> _Dataset records_
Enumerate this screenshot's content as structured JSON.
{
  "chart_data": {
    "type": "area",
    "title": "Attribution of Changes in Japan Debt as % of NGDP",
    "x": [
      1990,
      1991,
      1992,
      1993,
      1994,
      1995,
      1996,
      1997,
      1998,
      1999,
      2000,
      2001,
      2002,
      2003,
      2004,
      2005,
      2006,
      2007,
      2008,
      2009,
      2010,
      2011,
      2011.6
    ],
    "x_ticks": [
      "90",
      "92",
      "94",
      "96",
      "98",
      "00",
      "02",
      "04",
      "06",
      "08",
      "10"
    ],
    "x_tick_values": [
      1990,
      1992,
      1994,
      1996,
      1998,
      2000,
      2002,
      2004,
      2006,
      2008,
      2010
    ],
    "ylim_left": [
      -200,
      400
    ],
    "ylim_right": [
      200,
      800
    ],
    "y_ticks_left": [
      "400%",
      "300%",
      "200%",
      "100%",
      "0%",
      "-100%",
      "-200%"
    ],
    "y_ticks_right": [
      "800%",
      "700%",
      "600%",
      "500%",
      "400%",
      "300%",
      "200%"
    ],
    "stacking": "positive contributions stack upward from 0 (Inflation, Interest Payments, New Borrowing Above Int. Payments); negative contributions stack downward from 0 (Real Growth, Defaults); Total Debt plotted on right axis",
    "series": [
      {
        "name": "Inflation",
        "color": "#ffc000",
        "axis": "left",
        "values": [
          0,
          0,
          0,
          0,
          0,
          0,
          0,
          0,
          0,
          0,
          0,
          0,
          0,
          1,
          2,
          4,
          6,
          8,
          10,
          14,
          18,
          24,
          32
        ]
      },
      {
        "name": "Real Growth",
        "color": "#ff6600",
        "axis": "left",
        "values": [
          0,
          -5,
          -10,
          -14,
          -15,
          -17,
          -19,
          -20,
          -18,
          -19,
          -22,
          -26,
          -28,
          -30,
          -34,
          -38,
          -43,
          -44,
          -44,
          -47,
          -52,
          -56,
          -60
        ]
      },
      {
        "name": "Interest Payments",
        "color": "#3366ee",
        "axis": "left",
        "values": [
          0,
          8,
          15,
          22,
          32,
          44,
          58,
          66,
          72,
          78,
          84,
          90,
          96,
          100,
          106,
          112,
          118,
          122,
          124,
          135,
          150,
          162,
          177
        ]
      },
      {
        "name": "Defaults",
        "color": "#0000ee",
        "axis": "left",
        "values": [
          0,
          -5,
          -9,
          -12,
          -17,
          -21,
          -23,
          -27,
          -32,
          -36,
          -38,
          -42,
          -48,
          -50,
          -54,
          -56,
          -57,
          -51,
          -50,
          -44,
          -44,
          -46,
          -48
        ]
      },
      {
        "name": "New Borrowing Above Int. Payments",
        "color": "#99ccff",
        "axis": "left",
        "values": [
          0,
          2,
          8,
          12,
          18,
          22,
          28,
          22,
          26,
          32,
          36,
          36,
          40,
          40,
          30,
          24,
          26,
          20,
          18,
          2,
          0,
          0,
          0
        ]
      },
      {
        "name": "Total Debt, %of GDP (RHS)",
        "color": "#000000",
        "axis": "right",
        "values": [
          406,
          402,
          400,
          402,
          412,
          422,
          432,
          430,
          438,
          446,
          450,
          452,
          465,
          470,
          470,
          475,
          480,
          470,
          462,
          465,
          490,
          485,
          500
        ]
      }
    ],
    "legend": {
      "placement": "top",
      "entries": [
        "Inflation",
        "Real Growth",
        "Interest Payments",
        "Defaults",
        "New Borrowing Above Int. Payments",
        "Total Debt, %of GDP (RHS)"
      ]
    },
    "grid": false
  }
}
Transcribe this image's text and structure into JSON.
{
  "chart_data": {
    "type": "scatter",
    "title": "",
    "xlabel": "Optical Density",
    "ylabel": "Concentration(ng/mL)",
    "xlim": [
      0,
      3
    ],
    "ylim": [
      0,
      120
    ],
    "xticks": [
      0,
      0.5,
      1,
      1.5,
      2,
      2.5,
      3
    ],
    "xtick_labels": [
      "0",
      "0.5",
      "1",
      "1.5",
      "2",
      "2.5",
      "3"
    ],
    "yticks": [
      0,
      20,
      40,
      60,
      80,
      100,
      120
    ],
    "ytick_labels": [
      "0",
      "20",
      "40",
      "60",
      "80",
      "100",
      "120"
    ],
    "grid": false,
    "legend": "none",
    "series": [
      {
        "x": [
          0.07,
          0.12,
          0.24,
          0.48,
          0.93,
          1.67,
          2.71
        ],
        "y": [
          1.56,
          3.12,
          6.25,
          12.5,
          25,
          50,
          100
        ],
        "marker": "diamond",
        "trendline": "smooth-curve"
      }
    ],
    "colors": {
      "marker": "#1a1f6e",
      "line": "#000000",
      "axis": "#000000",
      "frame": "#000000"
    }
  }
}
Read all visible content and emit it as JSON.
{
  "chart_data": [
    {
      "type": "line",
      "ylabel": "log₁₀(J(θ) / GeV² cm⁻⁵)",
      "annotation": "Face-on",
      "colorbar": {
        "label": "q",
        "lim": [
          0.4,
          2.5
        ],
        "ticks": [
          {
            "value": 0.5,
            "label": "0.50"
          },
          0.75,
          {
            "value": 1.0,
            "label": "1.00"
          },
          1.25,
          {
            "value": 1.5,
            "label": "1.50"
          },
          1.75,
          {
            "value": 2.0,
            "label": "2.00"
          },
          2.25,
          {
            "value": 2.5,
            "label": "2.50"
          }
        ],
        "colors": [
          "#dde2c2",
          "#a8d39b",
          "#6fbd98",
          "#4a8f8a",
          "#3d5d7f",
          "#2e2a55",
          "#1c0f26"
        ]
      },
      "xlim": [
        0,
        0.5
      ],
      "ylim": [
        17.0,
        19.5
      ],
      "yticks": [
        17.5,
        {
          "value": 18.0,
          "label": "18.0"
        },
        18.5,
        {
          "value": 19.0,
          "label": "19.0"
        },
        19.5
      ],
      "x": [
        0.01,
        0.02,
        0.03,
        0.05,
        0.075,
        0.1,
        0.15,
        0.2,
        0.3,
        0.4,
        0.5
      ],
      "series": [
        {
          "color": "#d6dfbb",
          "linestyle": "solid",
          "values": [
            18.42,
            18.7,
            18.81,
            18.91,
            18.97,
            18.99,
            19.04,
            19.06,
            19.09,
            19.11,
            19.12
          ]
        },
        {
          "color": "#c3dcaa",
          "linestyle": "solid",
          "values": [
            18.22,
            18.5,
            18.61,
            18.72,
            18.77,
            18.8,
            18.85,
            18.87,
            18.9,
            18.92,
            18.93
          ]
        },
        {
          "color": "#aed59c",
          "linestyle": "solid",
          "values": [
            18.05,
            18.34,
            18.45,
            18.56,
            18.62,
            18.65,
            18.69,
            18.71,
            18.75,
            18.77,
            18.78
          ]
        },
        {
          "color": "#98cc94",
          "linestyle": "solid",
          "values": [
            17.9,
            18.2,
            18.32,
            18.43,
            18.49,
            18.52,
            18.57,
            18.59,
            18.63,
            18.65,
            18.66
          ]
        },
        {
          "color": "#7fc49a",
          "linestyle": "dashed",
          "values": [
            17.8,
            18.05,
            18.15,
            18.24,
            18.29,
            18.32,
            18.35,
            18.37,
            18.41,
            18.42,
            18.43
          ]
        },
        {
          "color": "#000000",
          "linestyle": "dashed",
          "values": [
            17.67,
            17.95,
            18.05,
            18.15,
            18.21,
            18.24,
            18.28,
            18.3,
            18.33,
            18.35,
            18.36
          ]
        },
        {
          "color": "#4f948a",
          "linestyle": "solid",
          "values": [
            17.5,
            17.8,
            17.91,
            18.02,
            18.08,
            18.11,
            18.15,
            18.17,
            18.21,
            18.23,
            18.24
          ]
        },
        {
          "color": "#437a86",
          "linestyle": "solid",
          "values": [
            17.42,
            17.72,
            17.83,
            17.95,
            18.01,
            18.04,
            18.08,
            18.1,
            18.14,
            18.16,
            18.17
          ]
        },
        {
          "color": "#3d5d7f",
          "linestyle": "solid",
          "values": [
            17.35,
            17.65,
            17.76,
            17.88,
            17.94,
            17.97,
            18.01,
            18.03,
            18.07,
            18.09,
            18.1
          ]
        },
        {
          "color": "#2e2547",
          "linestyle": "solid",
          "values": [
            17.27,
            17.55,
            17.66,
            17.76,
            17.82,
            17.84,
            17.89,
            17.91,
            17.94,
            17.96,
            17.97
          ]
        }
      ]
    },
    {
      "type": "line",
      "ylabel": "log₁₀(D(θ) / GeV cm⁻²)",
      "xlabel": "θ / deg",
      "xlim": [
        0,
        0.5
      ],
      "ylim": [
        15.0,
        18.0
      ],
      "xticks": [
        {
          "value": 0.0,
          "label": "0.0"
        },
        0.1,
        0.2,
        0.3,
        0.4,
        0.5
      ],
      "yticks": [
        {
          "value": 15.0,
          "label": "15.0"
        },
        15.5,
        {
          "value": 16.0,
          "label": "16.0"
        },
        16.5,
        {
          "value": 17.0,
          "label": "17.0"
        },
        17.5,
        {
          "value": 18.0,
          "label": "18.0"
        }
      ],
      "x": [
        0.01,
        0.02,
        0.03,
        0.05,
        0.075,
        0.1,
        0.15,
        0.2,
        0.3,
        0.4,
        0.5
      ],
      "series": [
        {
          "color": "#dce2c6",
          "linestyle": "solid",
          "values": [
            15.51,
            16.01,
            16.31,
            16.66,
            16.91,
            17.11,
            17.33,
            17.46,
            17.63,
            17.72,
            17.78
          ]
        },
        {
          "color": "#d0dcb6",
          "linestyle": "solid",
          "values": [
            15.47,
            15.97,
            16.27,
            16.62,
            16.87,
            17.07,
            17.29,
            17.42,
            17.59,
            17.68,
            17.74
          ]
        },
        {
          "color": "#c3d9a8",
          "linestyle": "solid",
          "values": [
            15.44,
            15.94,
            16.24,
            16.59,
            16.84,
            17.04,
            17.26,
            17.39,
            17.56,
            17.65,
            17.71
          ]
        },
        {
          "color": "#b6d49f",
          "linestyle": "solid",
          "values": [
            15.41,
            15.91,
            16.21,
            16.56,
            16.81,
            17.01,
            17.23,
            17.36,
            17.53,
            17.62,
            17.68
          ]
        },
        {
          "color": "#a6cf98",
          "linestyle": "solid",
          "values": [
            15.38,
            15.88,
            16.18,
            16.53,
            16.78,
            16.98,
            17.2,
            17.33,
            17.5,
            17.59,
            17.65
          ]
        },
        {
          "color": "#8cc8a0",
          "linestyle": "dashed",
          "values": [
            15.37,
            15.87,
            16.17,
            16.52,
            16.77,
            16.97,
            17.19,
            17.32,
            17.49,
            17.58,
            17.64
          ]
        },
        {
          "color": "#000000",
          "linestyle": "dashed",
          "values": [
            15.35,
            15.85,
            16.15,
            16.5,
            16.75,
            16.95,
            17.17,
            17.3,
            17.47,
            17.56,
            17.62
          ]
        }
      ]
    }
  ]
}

> _Short problem_
Determine how many lines of this listing contain "name", and give only the number.

> _Correct answer_
6